— Begin Stored data —
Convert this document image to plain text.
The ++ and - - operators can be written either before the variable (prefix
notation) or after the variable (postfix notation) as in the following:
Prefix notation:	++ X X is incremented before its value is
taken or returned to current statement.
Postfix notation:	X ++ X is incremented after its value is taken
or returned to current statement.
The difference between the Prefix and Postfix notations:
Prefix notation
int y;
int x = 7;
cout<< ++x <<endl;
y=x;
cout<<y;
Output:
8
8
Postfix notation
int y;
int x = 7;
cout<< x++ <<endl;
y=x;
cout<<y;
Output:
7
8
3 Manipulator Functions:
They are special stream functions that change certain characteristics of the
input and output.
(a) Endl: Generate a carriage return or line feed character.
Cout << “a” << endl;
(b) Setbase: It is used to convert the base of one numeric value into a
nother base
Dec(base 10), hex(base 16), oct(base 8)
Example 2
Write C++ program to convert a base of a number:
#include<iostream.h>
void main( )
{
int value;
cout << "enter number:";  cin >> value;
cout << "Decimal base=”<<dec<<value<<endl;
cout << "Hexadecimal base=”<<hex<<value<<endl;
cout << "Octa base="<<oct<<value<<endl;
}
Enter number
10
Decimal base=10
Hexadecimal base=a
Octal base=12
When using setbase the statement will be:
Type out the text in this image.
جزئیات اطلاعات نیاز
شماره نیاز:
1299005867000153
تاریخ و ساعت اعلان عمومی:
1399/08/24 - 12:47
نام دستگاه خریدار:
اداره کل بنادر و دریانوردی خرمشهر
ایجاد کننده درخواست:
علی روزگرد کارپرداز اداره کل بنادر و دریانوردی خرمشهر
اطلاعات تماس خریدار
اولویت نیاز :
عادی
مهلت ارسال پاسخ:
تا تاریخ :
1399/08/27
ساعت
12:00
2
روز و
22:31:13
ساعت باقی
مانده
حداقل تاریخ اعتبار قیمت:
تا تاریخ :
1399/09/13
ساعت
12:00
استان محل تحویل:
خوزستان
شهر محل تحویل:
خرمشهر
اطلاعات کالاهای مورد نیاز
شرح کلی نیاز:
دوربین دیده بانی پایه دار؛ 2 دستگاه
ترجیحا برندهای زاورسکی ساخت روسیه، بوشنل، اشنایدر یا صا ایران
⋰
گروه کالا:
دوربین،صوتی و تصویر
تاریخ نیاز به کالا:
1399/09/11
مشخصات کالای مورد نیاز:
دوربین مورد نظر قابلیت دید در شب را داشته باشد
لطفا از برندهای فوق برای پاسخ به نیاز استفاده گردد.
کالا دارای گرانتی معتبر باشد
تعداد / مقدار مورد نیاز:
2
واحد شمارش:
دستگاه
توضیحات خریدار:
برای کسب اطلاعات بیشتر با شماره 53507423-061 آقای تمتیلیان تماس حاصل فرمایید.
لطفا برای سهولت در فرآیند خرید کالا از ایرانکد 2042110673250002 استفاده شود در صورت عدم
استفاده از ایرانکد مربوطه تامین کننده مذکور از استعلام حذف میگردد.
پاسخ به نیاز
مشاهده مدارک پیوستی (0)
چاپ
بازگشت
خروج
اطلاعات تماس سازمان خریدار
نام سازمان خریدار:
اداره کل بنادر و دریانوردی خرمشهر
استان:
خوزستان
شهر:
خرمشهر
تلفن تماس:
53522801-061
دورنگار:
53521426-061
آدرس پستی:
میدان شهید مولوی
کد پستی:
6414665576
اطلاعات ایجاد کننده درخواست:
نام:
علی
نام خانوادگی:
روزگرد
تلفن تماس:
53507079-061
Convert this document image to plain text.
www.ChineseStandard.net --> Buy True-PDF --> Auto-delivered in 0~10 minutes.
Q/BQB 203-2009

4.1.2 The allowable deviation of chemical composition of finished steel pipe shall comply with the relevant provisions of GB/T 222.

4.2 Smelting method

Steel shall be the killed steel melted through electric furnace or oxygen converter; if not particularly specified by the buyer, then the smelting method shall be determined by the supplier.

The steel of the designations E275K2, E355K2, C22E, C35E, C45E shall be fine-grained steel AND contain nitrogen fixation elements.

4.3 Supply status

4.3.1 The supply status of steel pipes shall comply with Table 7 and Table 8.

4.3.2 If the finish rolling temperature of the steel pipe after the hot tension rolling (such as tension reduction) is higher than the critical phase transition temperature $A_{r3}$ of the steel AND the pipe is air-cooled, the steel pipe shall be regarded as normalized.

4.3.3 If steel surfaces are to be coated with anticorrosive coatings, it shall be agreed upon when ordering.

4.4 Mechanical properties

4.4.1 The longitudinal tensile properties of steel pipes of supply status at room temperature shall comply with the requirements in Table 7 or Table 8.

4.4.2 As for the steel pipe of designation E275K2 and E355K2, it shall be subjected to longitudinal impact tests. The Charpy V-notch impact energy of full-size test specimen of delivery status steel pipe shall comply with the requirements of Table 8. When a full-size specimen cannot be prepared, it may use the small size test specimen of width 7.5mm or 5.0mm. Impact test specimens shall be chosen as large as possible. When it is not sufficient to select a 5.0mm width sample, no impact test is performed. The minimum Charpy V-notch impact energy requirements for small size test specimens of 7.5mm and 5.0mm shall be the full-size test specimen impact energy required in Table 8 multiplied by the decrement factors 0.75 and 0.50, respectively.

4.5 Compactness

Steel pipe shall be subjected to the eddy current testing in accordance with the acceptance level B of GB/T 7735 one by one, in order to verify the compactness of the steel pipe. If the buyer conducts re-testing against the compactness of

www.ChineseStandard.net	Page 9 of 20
— End Stored data —
- _Task_
Write out the whole listing again, exactly as it stands.

- _Result of this exercise_
Convert this document image to plain text.
The ++ and - - operators can be written either before the variable (prefix
notation) or after the variable (postfix notation) as in the following:
Prefix notation:	++ X X is incremented before its value is
taken or returned to current statement.
Postfix notation:	X ++ X is incremented after its value is taken
or returned to current statement.
The difference between the Prefix and Postfix notations:
Prefix notation
int y;
int x = 7;
cout<< ++x <<endl;
y=x;
cout<<y;
Output:
8
8
Postfix notation
int y;
int x = 7;
cout<< x++ <<endl;
y=x;
cout<<y;
Output:
7
8
3 Manipulator Functions:
They are special stream functions that change certain characteristics of the
input and output.
(a) Endl: Generate a carriage return or line feed character.
Cout << “a” << endl;
(b) Setbase: It is used to convert the base of one numeric value into a
nother base
Dec(base 10), hex(base 16), oct(base 8)
Example 2
Write C++ program to convert a base of a number:
#include<iostream.h>
void main( )
{
int value;
cout << "enter number:";  cin >> value;
cout << "Decimal base=”<<dec<<value<<endl;
cout << "Hexadecimal base=”<<hex<<value<<endl;
cout << "Octa base="<<oct<<value<<endl;
}
Enter number
10
Decimal base=10
Hexadecimal base=a
Octal base=12
When using setbase the statement will be:
Type out the text in this image.
جزئیات اطلاعات نیاز
شماره نیاز:
1299005867000153
تاریخ و ساعت اعلان عمومی:
1399/08/24 - 12:47
نام دستگاه خریدار:
اداره کل بنادر و دریانوردی خرمشهر
ایجاد کننده درخواست:
علی روزگرد کارپرداز اداره کل بنادر و دریانوردی خرمشهر
اطلاعات تماس خریدار
اولویت نیاز :
عادی
مهلت ارسال پاسخ:
تا تاریخ :
1399/08/27
ساعت
12:00
2
روز و
22:31:13
ساعت باقی
مانده
حداقل تاریخ اعتبار قیمت:
تا تاریخ :
1399/09/13
ساعت
12:00
استان محل تحویل:
خوزستان
شهر محل تحویل:
خرمشهر
اطلاعات کالاهای مورد نیاز
شرح کلی نیاز:
دوربین دیده بانی پایه دار؛ 2 دستگاه
ترجیحا برندهای زاورسکی ساخت روسیه، بوشنل، اشنایدر یا صا ایران
⋰
گروه کالا:
دوربین،صوتی و تصویر
تاریخ نیاز به کالا:
1399/09/11
مشخصات کالای مورد نیاز:
دوربین مورد نظر قابلیت دید در شب را داشته باشد
لطفا از برندهای فوق برای پاسخ به نیاز استفاده گردد.
کالا دارای گرانتی معتبر باشد
تعداد / مقدار مورد نیاز:
2
واحد شمارش:
دستگاه
توضیحات خریدار:
برای کسب اطلاعات بیشتر با شماره 53507423-061 آقای تمتیلیان تماس حاصل فرمایید.
لطفا برای سهولت در فرآیند خرید کالا از ایرانکد 2042110673250002 استفاده شود در صورت عدم
استفاده از ایرانکد مربوطه تامین کننده مذکور از استعلام حذف میگردد.
پاسخ به نیاز
مشاهده مدارک پیوستی (0)
چاپ
بازگشت
خروج
اطلاعات تماس سازمان خریدار
نام سازمان خریدار:
اداره کل بنادر و دریانوردی خرمشهر
استان:
خوزستان
شهر:
خرمشهر
تلفن تماس:
53522801-061
دورنگار:
53521426-061
آدرس پستی:
میدان شهید مولوی
کد پستی:
6414665576
اطلاعات ایجاد کننده درخواست:
نام:
علی
نام خانوادگی:
روزگرد
تلفن تماس:
53507079-061
Convert this document image to plain text.
www.ChineseStandard.net --> Buy True-PDF --> Auto-delivered in 0~10 minutes.
Q/BQB 203-2009

4.1.2 The allowable deviation of chemical composition of finished steel pipe shall comply with the relevant provisions of GB/T 222.

4.2 Smelting method

Steel shall be the killed steel melted through electric furnace or oxygen converter; if not particularly specified by the buyer, then the smelting method shall be determined by the supplier.

The steel of the designations E275K2, E355K2, C22E, C35E, C45E shall be fine-grained steel AND contain nitrogen fixation elements.

4.3 Supply status

4.3.1 The supply status of steel pipes shall comply with Table 7 and Table 8.

4.3.2 If the finish rolling temperature of the steel pipe after the hot tension rolling (such as tension reduction) is higher than the critical phase transition temperature $A_{r3}$ of the steel AND the pipe is air-cooled, the steel pipe shall be regarded as normalized.

4.3.3 If steel surfaces are to be coated with anticorrosive coatings, it shall be agreed upon when ordering.

4.4 Mechanical properties

4.4.1 The longitudinal tensile properties of steel pipes of supply status at room temperature shall comply with the requirements in Table 7 or Table 8.

4.4.2 As for the steel pipe of designation E275K2 and E355K2, it shall be subjected to longitudinal impact tests. The Charpy V-notch impact energy of full-size test specimen of delivery status steel pipe shall comply with the requirements of Table 8. When a full-size specimen cannot be prepared, it may use the small size test specimen of width 7.5mm or 5.0mm. Impact test specimens shall be chosen as large as possible. When it is not sufficient to select a 5.0mm width sample, no impact test is performed. The minimum Charpy V-notch impact energy requirements for small size test specimens of 7.5mm and 5.0mm shall be the full-size test specimen impact energy required in Table 8 multiplied by the decrement factors 0.75 and 0.50, respectively.

4.5 Compactness

Steel pipe shall be subjected to the eddy current testing in accordance with the acceptance level B of GB/T 7735 one by one, in order to verify the compactness of the steel pipe. If the buyer conducts re-testing against the compactness of

www.ChineseStandard.net	Page 9 of 20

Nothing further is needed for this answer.